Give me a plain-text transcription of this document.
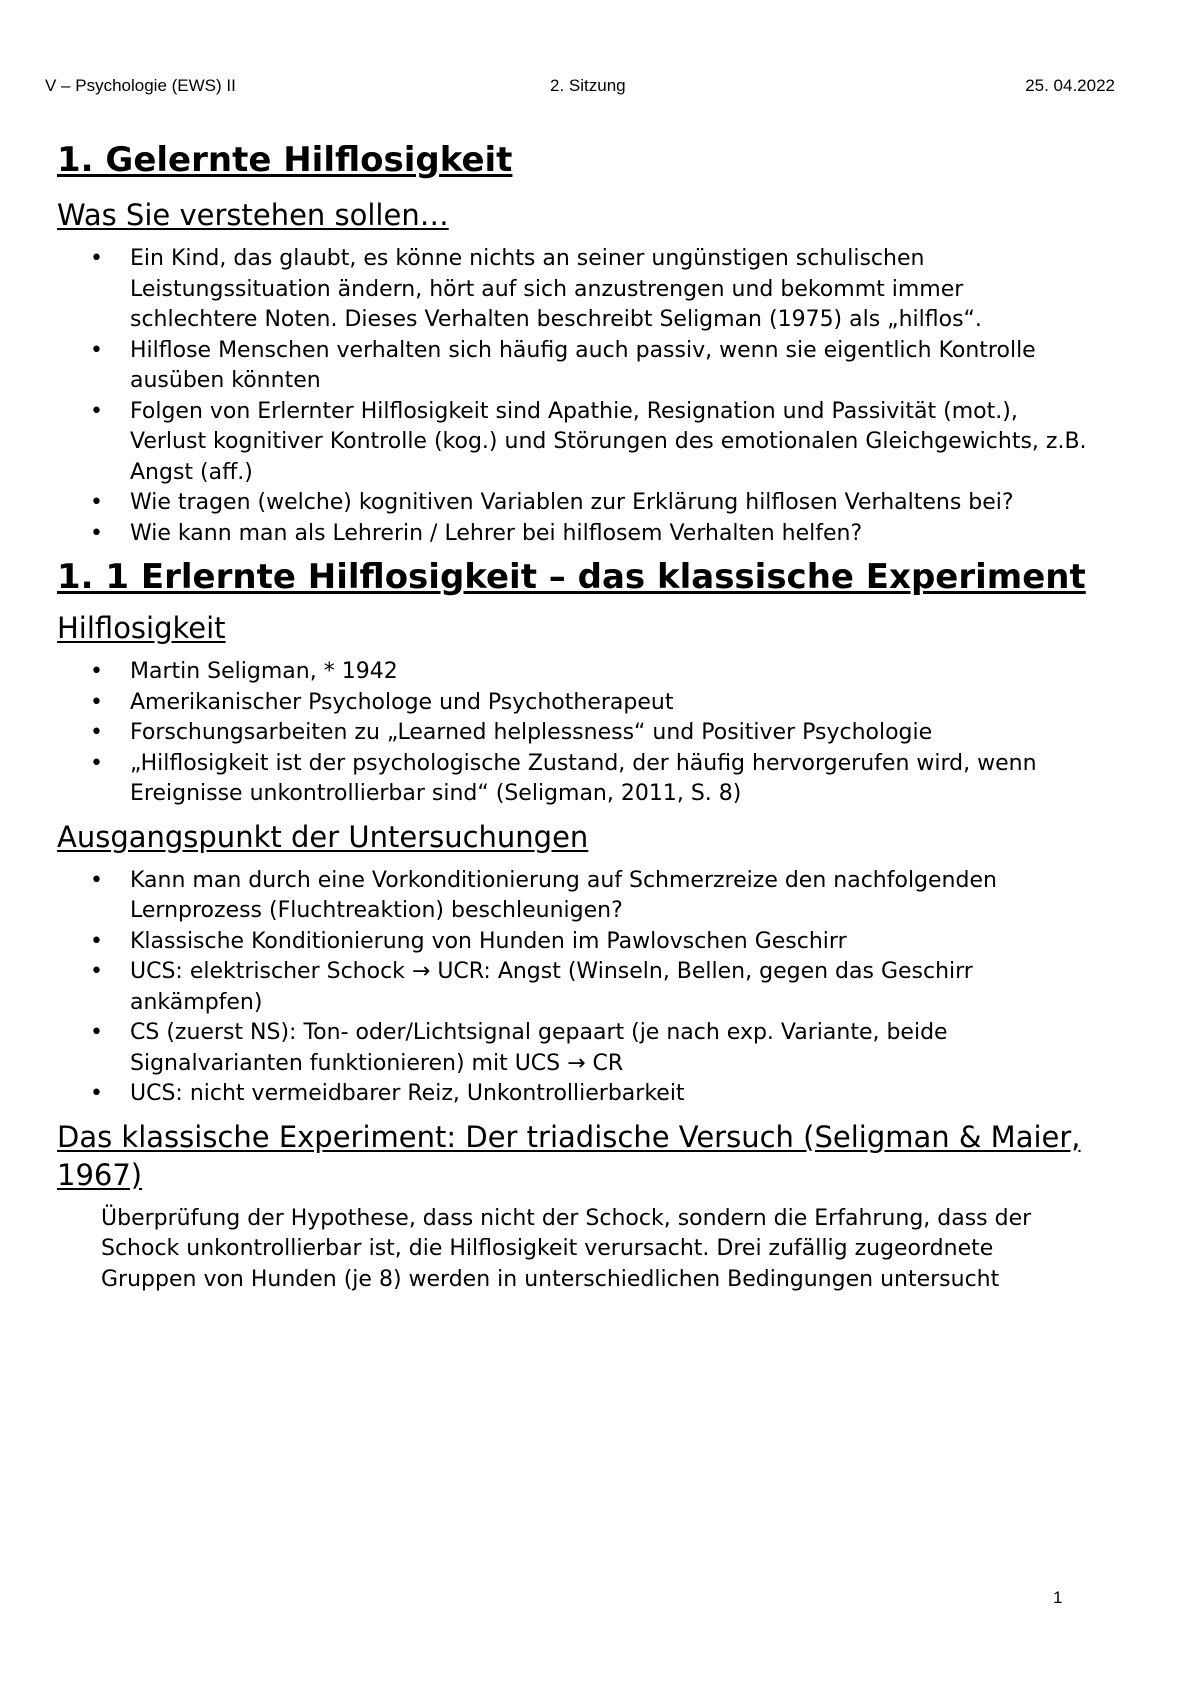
V – Psychologie (EWS) II	2. Sitzung	25. 04.2022
1. Gelernte Hilflosigkeit
Was Sie verstehen sollen…
• Ein Kind, das glaubt, es könne nichts an seiner ungünstigen schulischen Leistungssituation ändern, hört auf sich anzustrengen und bekommt immer schlechtere Noten. Dieses Verhalten beschreibt Seligman (1975) als „hilflos“.
• Hilflose Menschen verhalten sich häufig auch passiv, wenn sie eigentlich Kontrolle ausüben könnten
• Folgen von Erlernter Hilflosigkeit sind Apathie, Resignation und Passivität (mot.), Verlust kognitiver Kontrolle (kog.) und Störungen des emotionalen Gleichgewichts, z.B. Angst (aff.)
• Wie tragen (welche) kognitiven Variablen zur Erklärung hilflosen Verhaltens bei?
• Wie kann man als Lehrerin / Lehrer bei hilflosem Verhalten helfen?
1. 1 Erlernte Hilflosigkeit – das klassische Experiment
Hilflosigkeit
• Martin Seligman, * 1942
• Amerikanischer Psychologe und Psychotherapeut
• Forschungsarbeiten zu „Learned helplessness“ und Positiver Psychologie
• „Hilflosigkeit ist der psychologische Zustand, der häufig hervorgerufen wird, wenn Ereignisse unkontrollierbar sind“ (Seligman, 2011, S. 8)
Ausgangspunkt der Untersuchungen
• Kann man durch eine Vorkonditionierung auf Schmerzreize den nachfolgenden Lernprozess (Fluchtreaktion) beschleunigen?
• Klassische Konditionierung von Hunden im Pawlovschen Geschirr
• UCS: elektrischer Schock → UCR: Angst (Winseln, Bellen, gegen das Geschirr ankämpfen)
• CS (zuerst NS): Ton- oder/Lichtsignal gepaart (je nach exp. Variante, beide Signalvarianten funktionieren) mit UCS → CR
• UCS: nicht vermeidbarer Reiz, Unkontrollierbarkeit
Das klassische Experiment: Der triadische Versuch (Seligman & Maier, 1967)

Überprüfung der Hypothese, dass nicht der Schock, sondern die Erfahrung, dass der Schock unkontrollierbar ist, die Hilflosigkeit verursacht. Drei zufällig zugeordnete Gruppen von Hunden (je 8) werden in unterschiedlichen Bedingungen untersucht

1
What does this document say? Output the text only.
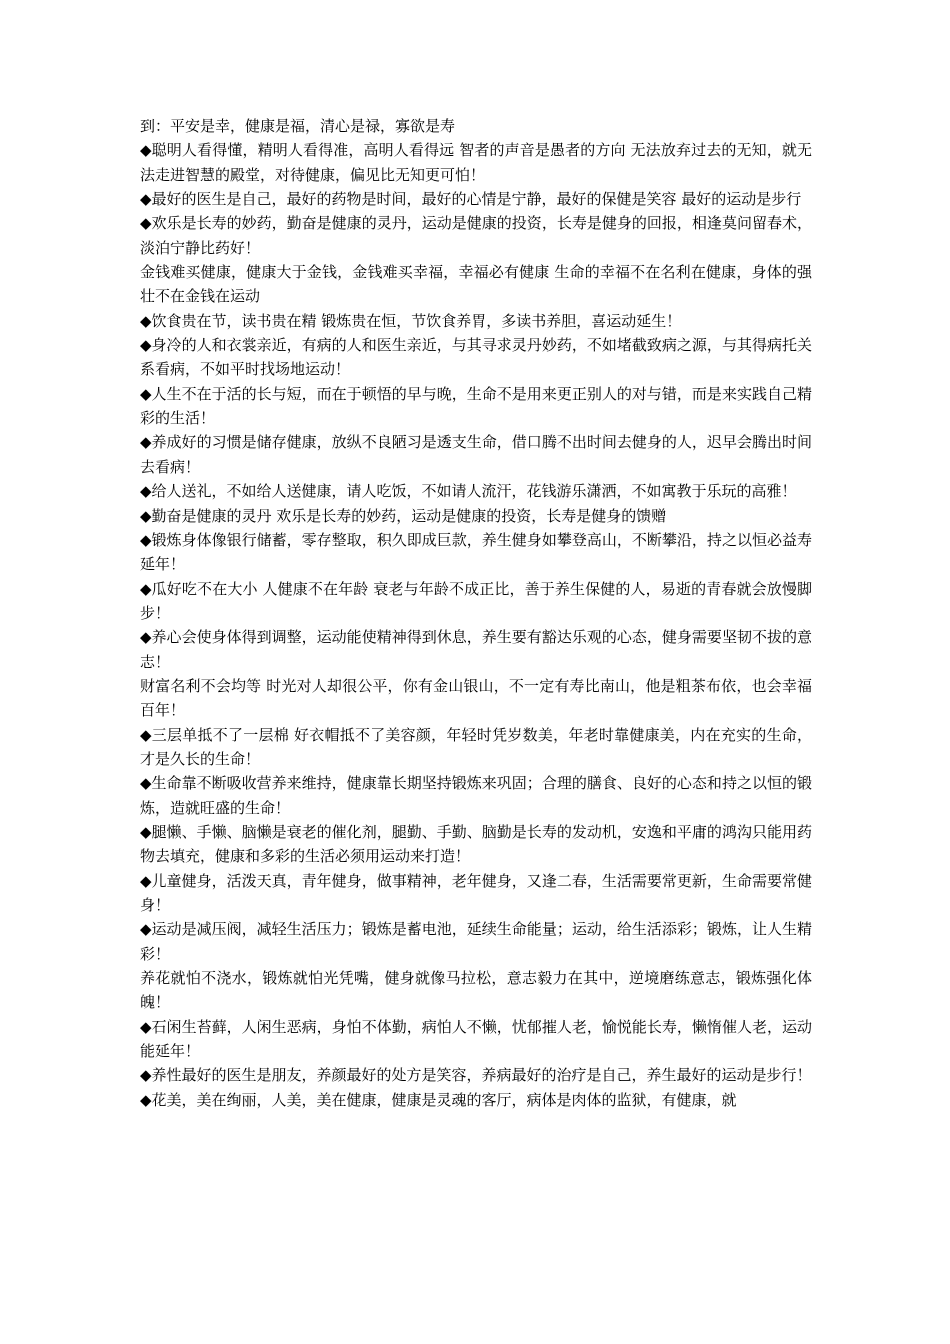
到：平安是幸，健康是福，清心是禄，寡欲是寿

◆聪明人看得懂，精明人看得准，高明人看得远 智者的声音是愚者的方向 无法放弃过去的无知，就无法走进智慧的殿堂，对待健康，偏见比无知更可怕！

◆最好的医生是自己，最好的药物是时间，最好的心情是宁静，最好的保健是笑容 最好的运动是步行

◆欢乐是长寿的妙药，勤奋是健康的灵丹，运动是健康的投资，长寿是健身的回报，相逢莫问留春术，淡泊宁静比药好！

金钱难买健康，健康大于金钱，金钱难买幸福，幸福必有健康 生命的幸福不在名利在健康，身体的强壮不在金钱在运动

◆饮食贵在节，读书贵在精 锻炼贵在恒，节饮食养胃，多读书养胆，喜运动延生！

◆身冷的人和衣裳亲近，有病的人和医生亲近，与其寻求灵丹妙药，不如堵截致病之源，与其得病托关系看病，不如平时找场地运动！

◆人生不在于活的长与短，而在于顿悟的早与晚，生命不是用来更正别人的对与错，而是来实践自己精彩的生活！

◆养成好的习惯是储存健康，放纵不良陋习是透支生命，借口腾不出时间去健身的人，迟早会腾出时间去看病！

◆给人送礼，不如给人送健康，请人吃饭，不如请人流汗，花钱游乐潇洒，不如寓教于乐玩的高雅！

◆勤奋是健康的灵丹 欢乐是长寿的妙药，运动是健康的投资，长寿是健身的馈赠

◆锻炼身体像银行储蓄，零存整取，积久即成巨款，养生健身如攀登高山，不断攀沿，持之以恒必益寿延年！

◆瓜好吃不在大小 人健康不在年龄 衰老与年龄不成正比，善于养生保健的人，易逝的青春就会放慢脚步！

◆养心会使身体得到调整，运动能使精神得到休息，养生要有豁达乐观的心态，健身需要坚韧不拔的意志！

财富名利不会均等 时光对人却很公平，你有金山银山，不一定有寿比南山，他是粗茶布依，也会幸福百年！

◆三层单抵不了一层棉 好衣帽抵不了美容颜，年轻时凭岁数美，年老时靠健康美，内在充实的生命，才是久长的生命！

◆生命靠不断吸收营养来维持，健康靠长期坚持锻炼来巩固；合理的膳食、良好的心态和持之以恒的锻炼，造就旺盛的生命！

◆腿懒、手懒、脑懒是衰老的催化剂，腿勤、手勤、脑勤是长寿的发动机，安逸和平庸的鸿沟只能用药物去填充，健康和多彩的生活必须用运动来打造！

◆儿童健身，活泼天真，青年健身，做事精神，老年健身，又逢二春，生活需要常更新，生命需要常健身！

◆运动是减压阀，减轻生活压力；锻炼是蓄电池，延续生命能量；运动，给生活添彩；锻炼，让人生精彩！

养花就怕不浇水，锻炼就怕光凭嘴，健身就像马拉松，意志毅力在其中，逆境磨练意志，锻炼强化体魄！

◆石闲生苔藓，人闲生恶病，身怕不体勤，病怕人不懒，忧郁摧人老，愉悦能长寿，懒惰催人老，运动能延年！

◆养性最好的医生是朋友，养颜最好的处方是笑容，养病最好的治疗是自己，养生最好的运动是步行！

◆花美，美在绚丽，人美，美在健康，健康是灵魂的客厅，病体是肉体的监狱，有健康，就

※ ※ ※

== WHAT TO WORK ON ==
Pictures are excluded; repeat every record exactly.

== TASK RESULT ==
Give me a plain-text transcription of this document.
V – Psychologie (EWS) II	2. Sitzung	25. 04.2022
1. Gelernte Hilflosigkeit
Was Sie verstehen sollen…
• Ein Kind, das glaubt, es könne nichts an seiner ungünstigen schulischen Leistungssituation ändern, hört auf sich anzustrengen und bekommt immer schlechtere Noten. Dieses Verhalten beschreibt Seligman (1975) als „hilflos“.
• Hilflose Menschen verhalten sich häufig auch passiv, wenn sie eigentlich Kontrolle ausüben könnten
• Folgen von Erlernter Hilflosigkeit sind Apathie, Resignation und Passivität (mot.), Verlust kognitiver Kontrolle (kog.) und Störungen des emotionalen Gleichgewichts, z.B. Angst (aff.)
• Wie tragen (welche) kognitiven Variablen zur Erklärung hilflosen Verhaltens bei?
• Wie kann man als Lehrerin / Lehrer bei hilflosem Verhalten helfen?
1. 1 Erlernte Hilflosigkeit – das klassische Experiment
Hilflosigkeit
• Martin Seligman, * 1942
• Amerikanischer Psychologe und Psychotherapeut
• Forschungsarbeiten zu „Learned helplessness“ und Positiver Psychologie
• „Hilflosigkeit ist der psychologische Zustand, der häufig hervorgerufen wird, wenn Ereignisse unkontrollierbar sind“ (Seligman, 2011, S. 8)
Ausgangspunkt der Untersuchungen
• Kann man durch eine Vorkonditionierung auf Schmerzreize den nachfolgenden Lernprozess (Fluchtreaktion) beschleunigen?
• Klassische Konditionierung von Hunden im Pawlovschen Geschirr
• UCS: elektrischer Schock → UCR: Angst (Winseln, Bellen, gegen das Geschirr ankämpfen)
• CS (zuerst NS): Ton- oder/Lichtsignal gepaart (je nach exp. Variante, beide Signalvarianten funktionieren) mit UCS → CR
• UCS: nicht vermeidbarer Reiz, Unkontrollierbarkeit
Das klassische Experiment: Der triadische Versuch (Seligman & Maier, 1967)

Überprüfung der Hypothese, dass nicht der Schock, sondern die Erfahrung, dass der Schock unkontrollierbar ist, die Hilflosigkeit verursacht. Drei zufällig zugeordnete Gruppen von Hunden (je 8) werden in unterschiedlichen Bedingungen untersucht

1
What does this document say? Output the text only.
到：平安是幸，健康是福，清心是禄，寡欲是寿

◆聪明人看得懂，精明人看得准，高明人看得远 智者的声音是愚者的方向 无法放弃过去的无知，就无法走进智慧的殿堂，对待健康，偏见比无知更可怕！

◆最好的医生是自己，最好的药物是时间，最好的心情是宁静，最好的保健是笑容 最好的运动是步行

◆欢乐是长寿的妙药，勤奋是健康的灵丹，运动是健康的投资，长寿是健身的回报，相逢莫问留春术，淡泊宁静比药好！

金钱难买健康，健康大于金钱，金钱难买幸福，幸福必有健康 生命的幸福不在名利在健康，身体的强壮不在金钱在运动

◆饮食贵在节，读书贵在精 锻炼贵在恒，节饮食养胃，多读书养胆，喜运动延生！

◆身冷的人和衣裳亲近，有病的人和医生亲近，与其寻求灵丹妙药，不如堵截致病之源，与其得病托关系看病，不如平时找场地运动！

◆人生不在于活的长与短，而在于顿悟的早与晚，生命不是用来更正别人的对与错，而是来实践自己精彩的生活！

◆养成好的习惯是储存健康，放纵不良陋习是透支生命，借口腾不出时间去健身的人，迟早会腾出时间去看病！

◆给人送礼，不如给人送健康，请人吃饭，不如请人流汗，花钱游乐潇洒，不如寓教于乐玩的高雅！

◆勤奋是健康的灵丹 欢乐是长寿的妙药，运动是健康的投资，长寿是健身的馈赠

◆锻炼身体像银行储蓄，零存整取，积久即成巨款，养生健身如攀登高山，不断攀沿，持之以恒必益寿延年！

◆瓜好吃不在大小 人健康不在年龄 衰老与年龄不成正比，善于养生保健的人，易逝的青春就会放慢脚步！

◆养心会使身体得到调整，运动能使精神得到休息，养生要有豁达乐观的心态，健身需要坚韧不拔的意志！

财富名利不会均等 时光对人却很公平，你有金山银山，不一定有寿比南山，他是粗茶布依，也会幸福百年！

◆三层单抵不了一层棉 好衣帽抵不了美容颜，年轻时凭岁数美，年老时靠健康美，内在充实的生命，才是久长的生命！

◆生命靠不断吸收营养来维持，健康靠长期坚持锻炼来巩固；合理的膳食、良好的心态和持之以恒的锻炼，造就旺盛的生命！

◆腿懒、手懒、脑懒是衰老的催化剂，腿勤、手勤、脑勤是长寿的发动机，安逸和平庸的鸿沟只能用药物去填充，健康和多彩的生活必须用运动来打造！

◆儿童健身，活泼天真，青年健身，做事精神，老年健身，又逢二春，生活需要常更新，生命需要常健身！

◆运动是减压阀，减轻生活压力；锻炼是蓄电池，延续生命能量；运动，给生活添彩；锻炼，让人生精彩！

养花就怕不浇水，锻炼就怕光凭嘴，健身就像马拉松，意志毅力在其中，逆境磨练意志，锻炼强化体魄！

◆石闲生苔藓，人闲生恶病，身怕不体勤，病怕人不懒，忧郁摧人老，愉悦能长寿，懒惰催人老，运动能延年！

◆养性最好的医生是朋友，养颜最好的处方是笑容，养病最好的治疗是自己，养生最好的运动是步行！

◆花美，美在绚丽，人美，美在健康，健康是灵魂的客厅，病体是肉体的监狱，有健康，就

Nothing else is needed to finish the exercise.